Excerpts from a figure dataset
================================
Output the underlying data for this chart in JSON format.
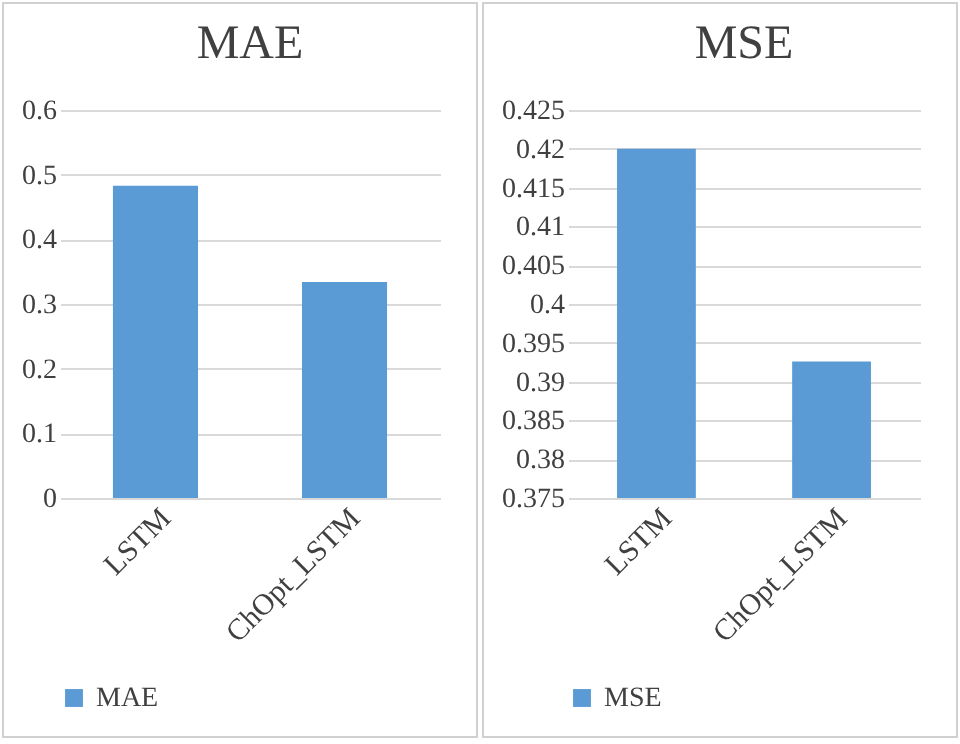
{
  "chart_data": [
    {
      "type": "bar",
      "title": "MAE",
      "categories": [
        "LSTM",
        "ChOpt_LSTM"
      ],
      "series": [
        {
          "name": "MAE",
          "color": "#5b9bd5",
          "values": [
            0.483,
            0.334
          ]
        }
      ],
      "ylim": [
        0,
        0.6
      ],
      "yticks": [
        0,
        0.1,
        0.2,
        0.3,
        0.4,
        0.5,
        0.6
      ],
      "grid": "y",
      "legend": "bottom"
    },
    {
      "type": "bar",
      "title": "MSE",
      "categories": [
        "LSTM",
        "ChOpt_LSTM"
      ],
      "series": [
        {
          "name": "MSE",
          "color": "#5b9bd5",
          "values": [
            0.42,
            0.3926
          ]
        }
      ],
      "ylim": [
        0.375,
        0.425
      ],
      "yticks": [
        0.375,
        0.38,
        0.385,
        0.39,
        0.395,
        0.4,
        0.405,
        0.41,
        0.415,
        0.42,
        0.425
      ],
      "grid": "y",
      "legend": "bottom"
    }
  ]
}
================================
**Written task**: Give every record again exactly, apart from the pictures, which stay out.

**Solution to the exercise**:
Output the underlying data for this chart in JSON format.
{
  "chart_data": [
    {
      "type": "bar",
      "title": "MAE",
      "categories": [
        "LSTM",
        "ChOpt_LSTM"
      ],
      "series": [
        {
          "name": "MAE",
          "color": "#5b9bd5",
          "values": [
            0.483,
            0.334
          ]
        }
      ],
      "ylim": [
        0,
        0.6
      ],
      "yticks": [
        0,
        0.1,
        0.2,
        0.3,
        0.4,
        0.5,
        0.6
      ],
      "grid": "y",
      "legend": "bottom"
    },
    {
      "type": "bar",
      "title": "MSE",
      "categories": [
        "LSTM",
        "ChOpt_LSTM"
      ],
      "series": [
        {
          "name": "MSE",
          "color": "#5b9bd5",
          "values": [
            0.42,
            0.3926
          ]
        }
      ],
      "ylim": [
        0.375,
        0.425
      ],
      "yticks": [
        0.375,
        0.38,
        0.385,
        0.39,
        0.395,
        0.4,
        0.405,
        0.41,
        0.415,
        0.42,
        0.425
      ],
      "grid": "y",
      "legend": "bottom"
    }
  ]
}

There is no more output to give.